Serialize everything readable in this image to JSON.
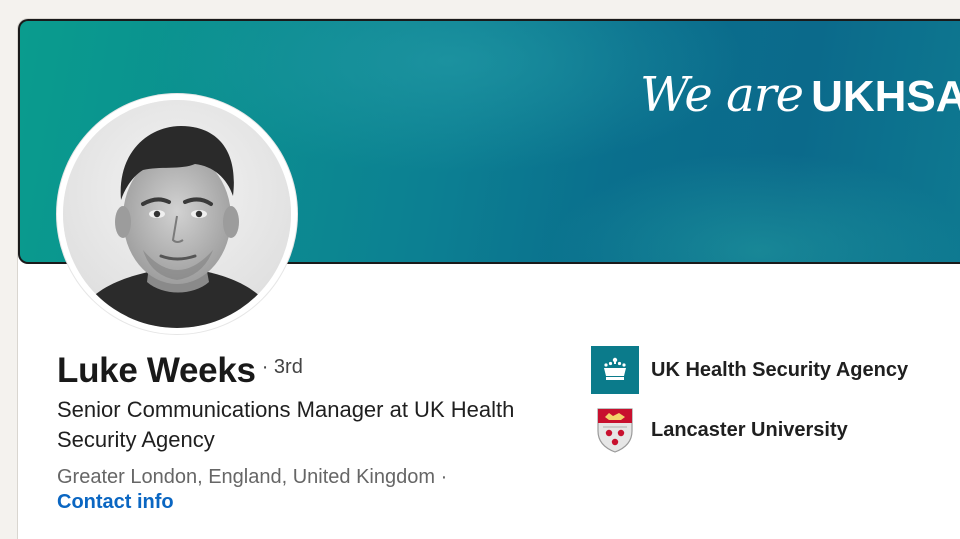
{
  "banner": {
    "script_text": "We are",
    "bold_text": "UKHSA"
  },
  "profile": {
    "name": "Luke Weeks",
    "degree": "· 3rd",
    "headline": "Senior Communications Manager at UK Health Security Agency",
    "location": "Greater London, England, United Kingdom ·",
    "contact_label": "Contact info"
  },
  "organizations": [
    {
      "name": "UK Health Security Agency",
      "logo": "ukhsa-crown-logo"
    },
    {
      "name": "Lancaster University",
      "logo": "lancaster-university-crest"
    }
  ],
  "colors": {
    "banner_teal": "#0a8f90",
    "link_blue": "#0a66c2",
    "ukhsa_logo_bg": "#0b7b8b",
    "lancaster_red": "#c8102e"
  }
}
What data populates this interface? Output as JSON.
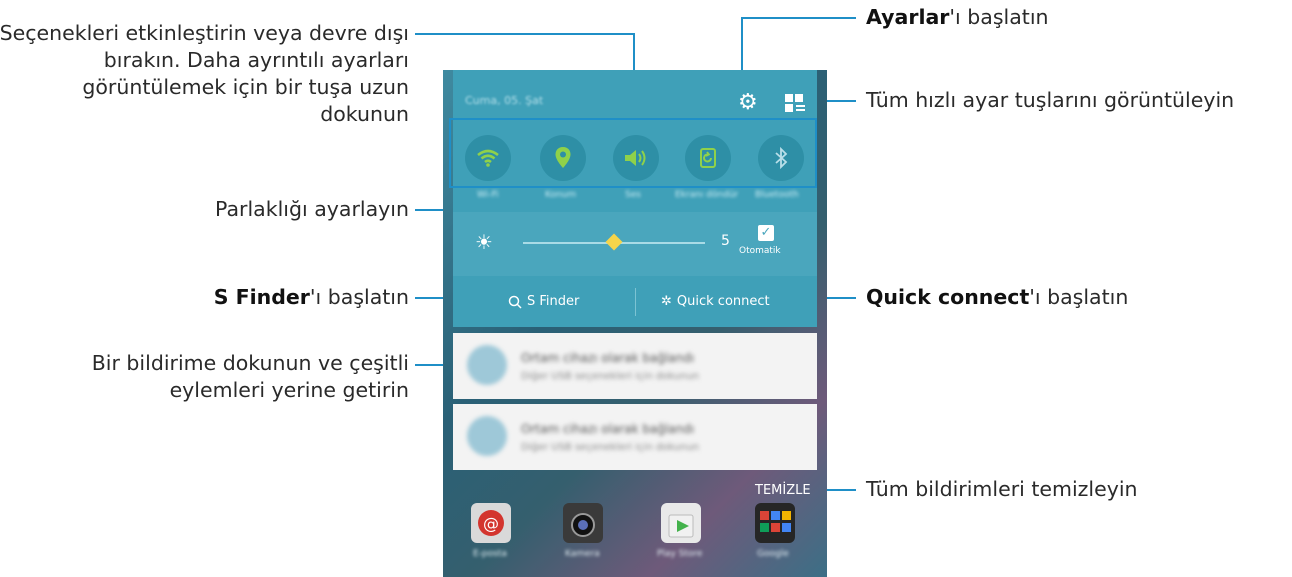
{
  "annotations": {
    "toggle_options": "Seçenekleri etkinleştirin veya devre dışı bırakın. Daha ayrıntılı ayarları görüntülemek için bir tuşa uzun dokunun",
    "brightness": "Parlaklığı ayarlayın",
    "s_finder_bold": "S Finder",
    "s_finder_rest": "'ı başlatın",
    "notification": "Bir bildirime dokunun ve çeşitli eylemleri yerine getirin",
    "settings_bold": "Ayarlar",
    "settings_rest": "'ı başlatın",
    "all_quick": "Tüm hızlı ayar tuşlarını görüntüleyin",
    "quick_connect_bold": "Quick connect",
    "quick_connect_rest": "'ı başlatın",
    "clear_all": "Tüm bildirimleri temizleyin"
  },
  "phone": {
    "status_date": "Cuma, 05. Şat",
    "quick_buttons": [
      {
        "icon": "wifi-icon",
        "label": "Wi-Fi"
      },
      {
        "icon": "location-icon",
        "label": "Konum"
      },
      {
        "icon": "sound-icon",
        "label": "Ses"
      },
      {
        "icon": "rotate-icon",
        "label": "Ekranı döndür"
      },
      {
        "icon": "bluetooth-icon",
        "label": "Bluetooth"
      }
    ],
    "brightness_value": "5",
    "brightness_level": 0.5,
    "auto_label": "Otomatik",
    "s_finder_label": "S Finder",
    "quick_connect_label": "Quick connect",
    "notifications": [
      {
        "title": "Ortam cihazı olarak bağlandı",
        "subtitle": "Diğer USB seçenekleri için dokunun"
      },
      {
        "title": "Ortam cihazı olarak bağlandı",
        "subtitle": "Diğer USB seçenekleri için dokunun"
      }
    ],
    "clear_label": "TEMİZLE",
    "apps": [
      "E-posta",
      "Kamera",
      "Play Store",
      "Google"
    ]
  },
  "colors": {
    "accent": "#1f8fc7",
    "panel": "#4aa6bd",
    "icon_green": "#8fd14a"
  }
}
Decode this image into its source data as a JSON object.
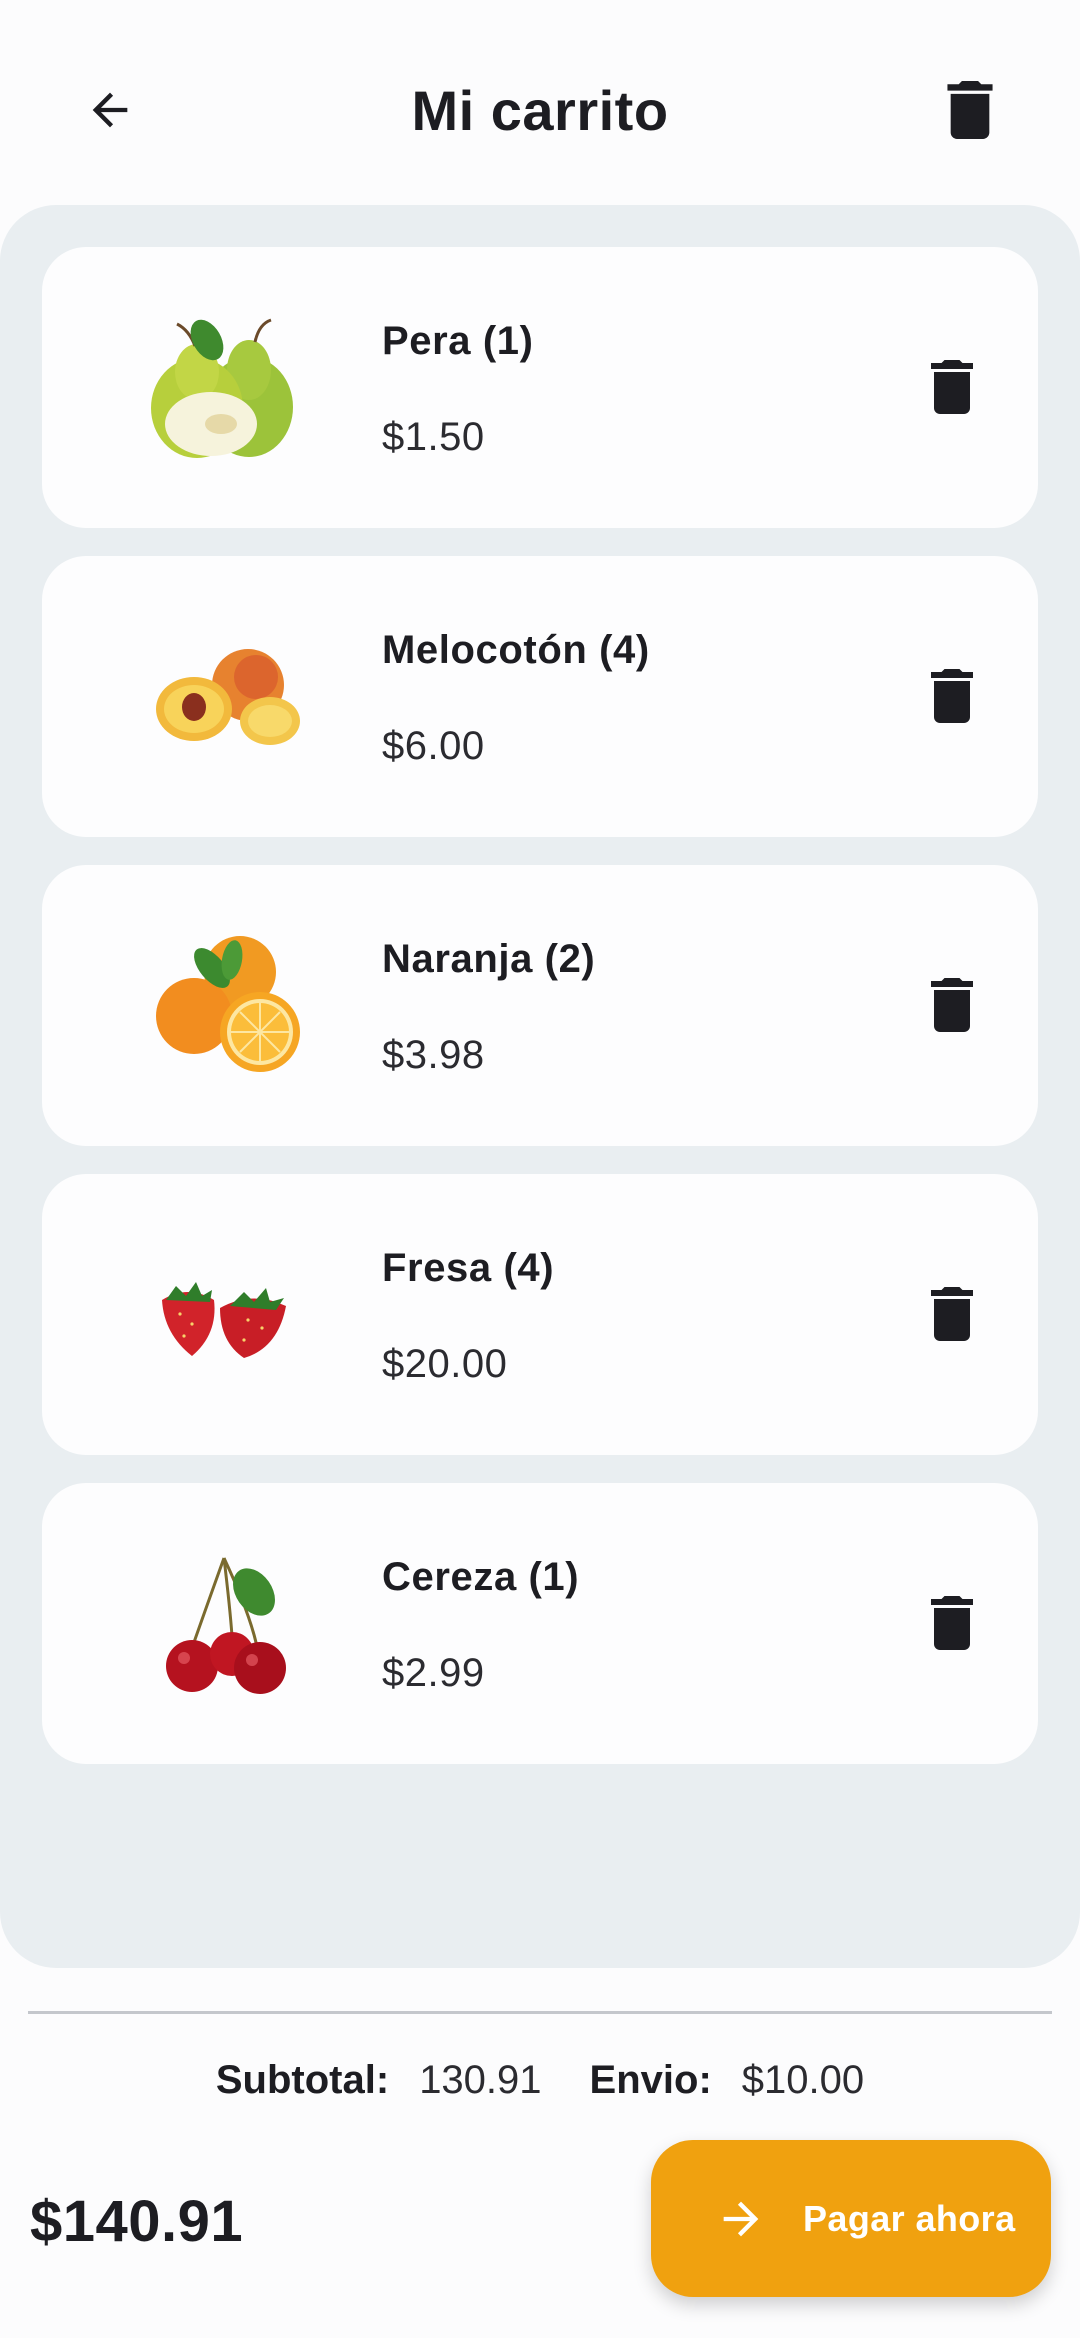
{
  "header": {
    "title": "Mi carrito",
    "back_icon": "arrow-left-icon",
    "clear_icon": "trash-icon"
  },
  "cart": {
    "items": [
      {
        "name": "Pera (1)",
        "price": "$1.50",
        "image": "pear-image"
      },
      {
        "name": "Melocotón (4)",
        "price": "$6.00",
        "image": "peach-image"
      },
      {
        "name": "Naranja (2)",
        "price": "$3.98",
        "image": "orange-image"
      },
      {
        "name": "Fresa (4)",
        "price": "$20.00",
        "image": "strawberry-image"
      },
      {
        "name": "Cereza (1)",
        "price": "$2.99",
        "image": "cherry-image"
      }
    ]
  },
  "summary": {
    "subtotal_label": "Subtotal:",
    "subtotal_value": "130.91",
    "shipping_label": "Envio:",
    "shipping_value": "$10.00",
    "total": "$140.91"
  },
  "pay_button": {
    "label": "Pagar ahora",
    "icon": "arrow-right-icon"
  },
  "colors": {
    "accent": "#f0a10f",
    "panel_bg": "#e9eef1",
    "card_bg": "#fdfdfe",
    "text": "#1d1d22"
  }
}
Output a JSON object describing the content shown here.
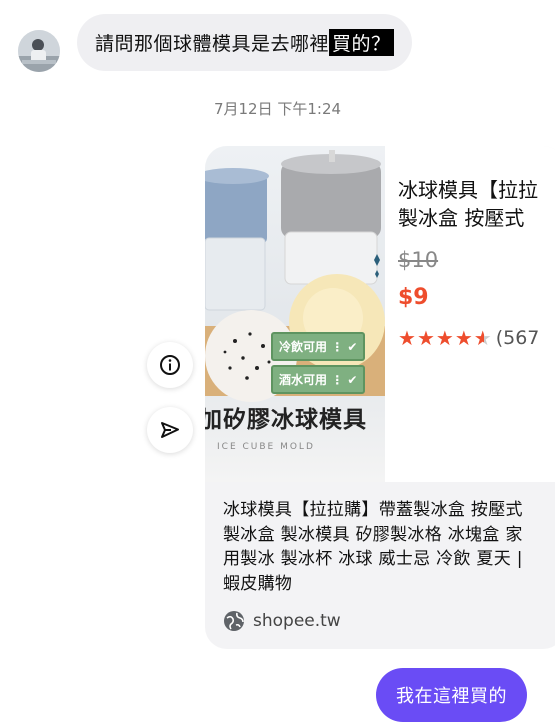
{
  "incoming_message": {
    "text_before": "請問那個球體模具是去哪裡",
    "text_highlight": "買的？"
  },
  "timestamp": "7月12日 下午1:24",
  "link_preview": {
    "image_title": "加矽膠冰球模具",
    "image_subtitle": "ICE CUBE MOLD",
    "image_tag_1": "冷飲可用",
    "image_tag_2": "酒水可用",
    "product_title_line1": "冰球模具【拉拉",
    "product_title_line2": "製冰盒 按壓式",
    "price_original": "$10",
    "price_current": "$9",
    "rating_stars": 4.5,
    "rating_count": "(567",
    "page_title": "冰球模具【拉拉購】帶蓋製冰盒 按壓式製冰盒 製冰模具 矽膠製冰格 冰塊盒 家用製冰 製冰杯 冰球 威士忌 冷飲 夏天 | 蝦皮購物",
    "domain": "shopee.tw"
  },
  "outgoing_message": {
    "text": "我在這裡買的"
  },
  "colors": {
    "incoming_bubble": "#efeff2",
    "outgoing_bubble": "#6a4cf5",
    "price_accent": "#ee4d2d",
    "card_background": "#f3f3f5"
  },
  "icons": [
    "avatar",
    "info-icon",
    "share-icon",
    "globe-icon",
    "star-icon"
  ]
}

####################

Exercise directions: List all lines holding the string "data".

Written solution:
What data populates this interface? Output as JSON.
Decode this image into its source data as a JSON object.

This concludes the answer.